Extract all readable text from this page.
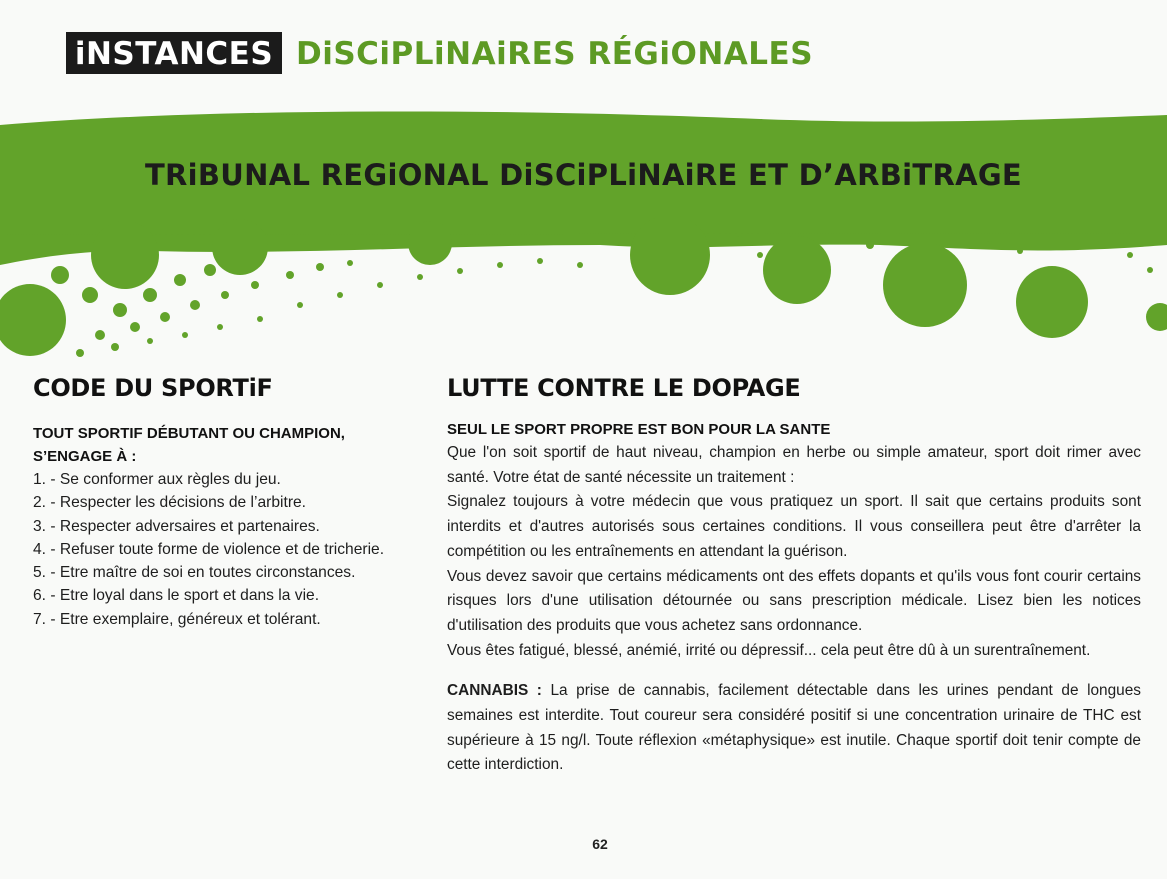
iNSTANCES DiSCiPLiNAiRES RÉGiONALES
TRiBUNAL REGiONAL DiSCiPLiNAiRE ET D’ARBiTRAGE
CODE DU SPORTiF
TOUT SPORTIF DÉBUTANT OU CHAMPION, S’ENGAGE À :
1. - Se conformer aux règles du jeu.
2. - Respecter les décisions de l’arbitre.
3. - Respecter adversaires et partenaires.
4. - Refuser toute forme de violence et de tricherie.
5. - Etre maître de soi en toutes circonstances.
6. - Etre loyal dans le sport et dans la vie.
7. - Etre exemplaire, généreux et tolérant.
LUTTE CONTRE LE DOPAGE
SEUL LE SPORT PROPRE EST BON POUR LA SANTE

Que l'on soit sportif de haut niveau, champion en herbe ou simple amateur, sport doit rimer avec santé. Votre état de santé nécessite un traitement :

Signalez toujours à votre médecin que vous pratiquez un sport. Il sait que certains produits sont interdits et d'autres autorisés sous certaines conditions. Il vous conseillera peut être d'arrêter la compétition ou les entraînements en attendant la guérison.

Vous devez savoir que certains médicaments ont des effets dopants et qu'ils vous font courir certains risques lors d'une utilisation détournée ou sans prescription médicale. Lisez bien les notices d'utilisation des produits que vous achetez sans ordonnance.

Vous êtes fatigué, blessé, anémié, irrité ou dépressif... cela peut être dû à un surentraînement.

CANNABIS : La prise de cannabis, facilement détectable dans les urines pendant de longues semaines est interdite. Tout coureur sera considéré positif si une concentration urinaire de THC est supérieure à 15 ng/l. Toute réflexion «métaphysique» est inutile. Chaque sportif doit tenir compte de cette interdiction.

62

▸ Work to do
From the data above, copy out every line with the string "Respecter" in it.

▸ Solution
2. - Respecter les décisions de l’arbitre.
3. - Respecter adversaires et partenaires.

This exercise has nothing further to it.